» **RECORDS PROVIDED**
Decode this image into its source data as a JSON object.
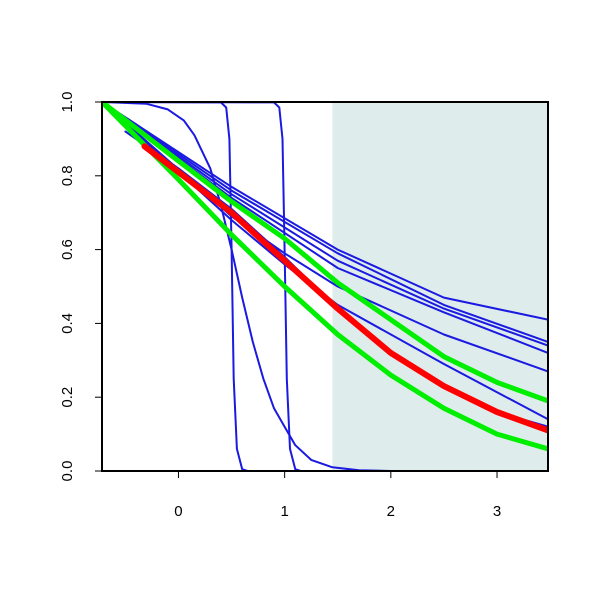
{
  "chart_data": {
    "type": "line",
    "title": "",
    "xlabel": "",
    "ylabel": "",
    "xlim": [
      -0.72,
      3.48
    ],
    "ylim": [
      0,
      1
    ],
    "x_ticks": [
      0,
      1,
      2,
      3
    ],
    "x_tick_labels": [
      "0",
      "1",
      "2",
      "3"
    ],
    "y_ticks": [
      0,
      0.2,
      0.4,
      0.6,
      0.8,
      1
    ],
    "y_tick_labels": [
      "0.0",
      "0.2",
      "0.4",
      "0.6",
      "0.8",
      "1.0"
    ],
    "grid": false,
    "legend": "none",
    "shaded_region": {
      "x_from": 1.45,
      "x_to": 3.48,
      "color": "#deecec"
    },
    "colors": {
      "blue": "#1a1ae0",
      "red": "#ff0000",
      "green": "#00ee00"
    },
    "series": [
      {
        "color_key": "blue",
        "width": 2,
        "points": [
          [
            -0.72,
            1
          ],
          [
            0.4,
            0.999
          ],
          [
            0.45,
            0.985
          ],
          [
            0.48,
            0.9
          ],
          [
            0.5,
            0.6
          ],
          [
            0.52,
            0.25
          ],
          [
            0.55,
            0.06
          ],
          [
            0.6,
            0.005
          ],
          [
            0.65,
            0
          ],
          [
            3.48,
            0
          ]
        ]
      },
      {
        "color_key": "blue",
        "width": 2,
        "points": [
          [
            -0.72,
            1
          ],
          [
            0.9,
            0.999
          ],
          [
            0.95,
            0.985
          ],
          [
            0.98,
            0.9
          ],
          [
            1.0,
            0.6
          ],
          [
            1.02,
            0.25
          ],
          [
            1.05,
            0.06
          ],
          [
            1.1,
            0.005
          ],
          [
            1.15,
            0
          ],
          [
            3.48,
            0
          ]
        ]
      },
      {
        "color_key": "blue",
        "width": 2,
        "points": [
          [
            -0.72,
            1
          ],
          [
            -0.3,
            0.995
          ],
          [
            -0.1,
            0.98
          ],
          [
            0.05,
            0.95
          ],
          [
            0.15,
            0.91
          ],
          [
            0.3,
            0.82
          ],
          [
            0.4,
            0.72
          ],
          [
            0.5,
            0.6
          ],
          [
            0.6,
            0.47
          ],
          [
            0.7,
            0.35
          ],
          [
            0.8,
            0.25
          ],
          [
            0.9,
            0.17
          ],
          [
            1.0,
            0.12
          ],
          [
            1.1,
            0.07
          ],
          [
            1.25,
            0.03
          ],
          [
            1.45,
            0.01
          ],
          [
            1.7,
            0.002
          ],
          [
            2.0,
            0
          ],
          [
            3.48,
            0
          ]
        ]
      },
      {
        "color_key": "blue",
        "width": 2,
        "points": [
          [
            -0.72,
            1
          ],
          [
            0.5,
            0.75
          ],
          [
            1.5,
            0.57
          ],
          [
            2.5,
            0.44
          ],
          [
            3.48,
            0.34
          ]
        ]
      },
      {
        "color_key": "blue",
        "width": 2,
        "points": [
          [
            -0.72,
            1
          ],
          [
            0.5,
            0.76
          ],
          [
            1.5,
            0.59
          ],
          [
            2.5,
            0.45
          ],
          [
            3.48,
            0.35
          ]
        ]
      },
      {
        "color_key": "blue",
        "width": 2,
        "points": [
          [
            -0.72,
            1
          ],
          [
            0.5,
            0.77
          ],
          [
            1.5,
            0.6
          ],
          [
            2.5,
            0.47
          ],
          [
            3.48,
            0.41
          ]
        ]
      },
      {
        "color_key": "blue",
        "width": 2,
        "points": [
          [
            -0.72,
            1
          ],
          [
            0.5,
            0.74
          ],
          [
            1.5,
            0.55
          ],
          [
            2.5,
            0.43
          ],
          [
            3.48,
            0.32
          ]
        ]
      },
      {
        "color_key": "blue",
        "width": 2,
        "points": [
          [
            -0.72,
            1
          ],
          [
            0.5,
            0.69
          ],
          [
            1.0,
            0.59
          ],
          [
            1.5,
            0.5
          ],
          [
            2.5,
            0.37
          ],
          [
            3.48,
            0.27
          ]
        ]
      },
      {
        "color_key": "blue",
        "width": 2,
        "points": [
          [
            -0.72,
            1
          ],
          [
            0.5,
            0.68
          ],
          [
            1.0,
            0.56
          ],
          [
            1.5,
            0.45
          ],
          [
            2.5,
            0.29
          ],
          [
            3.48,
            0.14
          ]
        ]
      },
      {
        "color_key": "blue",
        "width": 2,
        "points": [
          [
            -0.5,
            0.92
          ],
          [
            0,
            0.82
          ],
          [
            0.5,
            0.71
          ],
          [
            1.0,
            0.58
          ],
          [
            1.5,
            0.44
          ],
          [
            2.0,
            0.32
          ],
          [
            2.5,
            0.23
          ],
          [
            3.0,
            0.16
          ],
          [
            3.48,
            0.12
          ]
        ]
      },
      {
        "color_key": "green",
        "width": 5,
        "points": [
          [
            -0.72,
            1
          ],
          [
            0,
            0.84
          ],
          [
            0.5,
            0.73
          ],
          [
            1.0,
            0.63
          ],
          [
            1.5,
            0.51
          ],
          [
            2.0,
            0.41
          ],
          [
            2.5,
            0.31
          ],
          [
            3.0,
            0.24
          ],
          [
            3.48,
            0.19
          ]
        ]
      },
      {
        "color_key": "green",
        "width": 5,
        "points": [
          [
            -0.72,
            1
          ],
          [
            0,
            0.79
          ],
          [
            0.5,
            0.64
          ],
          [
            1.0,
            0.5
          ],
          [
            1.5,
            0.37
          ],
          [
            2.0,
            0.26
          ],
          [
            2.5,
            0.17
          ],
          [
            3.0,
            0.1
          ],
          [
            3.48,
            0.06
          ]
        ]
      },
      {
        "color_key": "red",
        "width": 6,
        "points": [
          [
            -0.32,
            0.88
          ],
          [
            0,
            0.81
          ],
          [
            0.5,
            0.7
          ],
          [
            1.0,
            0.57
          ],
          [
            1.5,
            0.44
          ],
          [
            2.0,
            0.32
          ],
          [
            2.5,
            0.23
          ],
          [
            3.0,
            0.16
          ],
          [
            3.48,
            0.11
          ]
        ]
      }
    ]
  }
}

» **EXERCISE**
Reproduce the material in full, word for word, and omit the pictures.

» **RESULT FOR THIS TASK**
Decode this image into its source data as a JSON object.
{
  "chart_data": {
    "type": "line",
    "title": "",
    "xlabel": "",
    "ylabel": "",
    "xlim": [
      -0.72,
      3.48
    ],
    "ylim": [
      0,
      1
    ],
    "x_ticks": [
      0,
      1,
      2,
      3
    ],
    "x_tick_labels": [
      "0",
      "1",
      "2",
      "3"
    ],
    "y_ticks": [
      0,
      0.2,
      0.4,
      0.6,
      0.8,
      1
    ],
    "y_tick_labels": [
      "0.0",
      "0.2",
      "0.4",
      "0.6",
      "0.8",
      "1.0"
    ],
    "grid": false,
    "legend": "none",
    "shaded_region": {
      "x_from": 1.45,
      "x_to": 3.48,
      "color": "#deecec"
    },
    "colors": {
      "blue": "#1a1ae0",
      "red": "#ff0000",
      "green": "#00ee00"
    },
    "series": [
      {
        "color_key": "blue",
        "width": 2,
        "points": [
          [
            -0.72,
            1
          ],
          [
            0.4,
            0.999
          ],
          [
            0.45,
            0.985
          ],
          [
            0.48,
            0.9
          ],
          [
            0.5,
            0.6
          ],
          [
            0.52,
            0.25
          ],
          [
            0.55,
            0.06
          ],
          [
            0.6,
            0.005
          ],
          [
            0.65,
            0
          ],
          [
            3.48,
            0
          ]
        ]
      },
      {
        "color_key": "blue",
        "width": 2,
        "points": [
          [
            -0.72,
            1
          ],
          [
            0.9,
            0.999
          ],
          [
            0.95,
            0.985
          ],
          [
            0.98,
            0.9
          ],
          [
            1.0,
            0.6
          ],
          [
            1.02,
            0.25
          ],
          [
            1.05,
            0.06
          ],
          [
            1.1,
            0.005
          ],
          [
            1.15,
            0
          ],
          [
            3.48,
            0
          ]
        ]
      },
      {
        "color_key": "blue",
        "width": 2,
        "points": [
          [
            -0.72,
            1
          ],
          [
            -0.3,
            0.995
          ],
          [
            -0.1,
            0.98
          ],
          [
            0.05,
            0.95
          ],
          [
            0.15,
            0.91
          ],
          [
            0.3,
            0.82
          ],
          [
            0.4,
            0.72
          ],
          [
            0.5,
            0.6
          ],
          [
            0.6,
            0.47
          ],
          [
            0.7,
            0.35
          ],
          [
            0.8,
            0.25
          ],
          [
            0.9,
            0.17
          ],
          [
            1.0,
            0.12
          ],
          [
            1.1,
            0.07
          ],
          [
            1.25,
            0.03
          ],
          [
            1.45,
            0.01
          ],
          [
            1.7,
            0.002
          ],
          [
            2.0,
            0
          ],
          [
            3.48,
            0
          ]
        ]
      },
      {
        "color_key": "blue",
        "width": 2,
        "points": [
          [
            -0.72,
            1
          ],
          [
            0.5,
            0.75
          ],
          [
            1.5,
            0.57
          ],
          [
            2.5,
            0.44
          ],
          [
            3.48,
            0.34
          ]
        ]
      },
      {
        "color_key": "blue",
        "width": 2,
        "points": [
          [
            -0.72,
            1
          ],
          [
            0.5,
            0.76
          ],
          [
            1.5,
            0.59
          ],
          [
            2.5,
            0.45
          ],
          [
            3.48,
            0.35
          ]
        ]
      },
      {
        "color_key": "blue",
        "width": 2,
        "points": [
          [
            -0.72,
            1
          ],
          [
            0.5,
            0.77
          ],
          [
            1.5,
            0.6
          ],
          [
            2.5,
            0.47
          ],
          [
            3.48,
            0.41
          ]
        ]
      },
      {
        "color_key": "blue",
        "width": 2,
        "points": [
          [
            -0.72,
            1
          ],
          [
            0.5,
            0.74
          ],
          [
            1.5,
            0.55
          ],
          [
            2.5,
            0.43
          ],
          [
            3.48,
            0.32
          ]
        ]
      },
      {
        "color_key": "blue",
        "width": 2,
        "points": [
          [
            -0.72,
            1
          ],
          [
            0.5,
            0.69
          ],
          [
            1.0,
            0.59
          ],
          [
            1.5,
            0.5
          ],
          [
            2.5,
            0.37
          ],
          [
            3.48,
            0.27
          ]
        ]
      },
      {
        "color_key": "blue",
        "width": 2,
        "points": [
          [
            -0.72,
            1
          ],
          [
            0.5,
            0.68
          ],
          [
            1.0,
            0.56
          ],
          [
            1.5,
            0.45
          ],
          [
            2.5,
            0.29
          ],
          [
            3.48,
            0.14
          ]
        ]
      },
      {
        "color_key": "blue",
        "width": 2,
        "points": [
          [
            -0.5,
            0.92
          ],
          [
            0,
            0.82
          ],
          [
            0.5,
            0.71
          ],
          [
            1.0,
            0.58
          ],
          [
            1.5,
            0.44
          ],
          [
            2.0,
            0.32
          ],
          [
            2.5,
            0.23
          ],
          [
            3.0,
            0.16
          ],
          [
            3.48,
            0.12
          ]
        ]
      },
      {
        "color_key": "green",
        "width": 5,
        "points": [
          [
            -0.72,
            1
          ],
          [
            0,
            0.84
          ],
          [
            0.5,
            0.73
          ],
          [
            1.0,
            0.63
          ],
          [
            1.5,
            0.51
          ],
          [
            2.0,
            0.41
          ],
          [
            2.5,
            0.31
          ],
          [
            3.0,
            0.24
          ],
          [
            3.48,
            0.19
          ]
        ]
      },
      {
        "color_key": "green",
        "width": 5,
        "points": [
          [
            -0.72,
            1
          ],
          [
            0,
            0.79
          ],
          [
            0.5,
            0.64
          ],
          [
            1.0,
            0.5
          ],
          [
            1.5,
            0.37
          ],
          [
            2.0,
            0.26
          ],
          [
            2.5,
            0.17
          ],
          [
            3.0,
            0.1
          ],
          [
            3.48,
            0.06
          ]
        ]
      },
      {
        "color_key": "red",
        "width": 6,
        "points": [
          [
            -0.32,
            0.88
          ],
          [
            0,
            0.81
          ],
          [
            0.5,
            0.7
          ],
          [
            1.0,
            0.57
          ],
          [
            1.5,
            0.44
          ],
          [
            2.0,
            0.32
          ],
          [
            2.5,
            0.23
          ],
          [
            3.0,
            0.16
          ],
          [
            3.48,
            0.11
          ]
        ]
      }
    ]
  }
}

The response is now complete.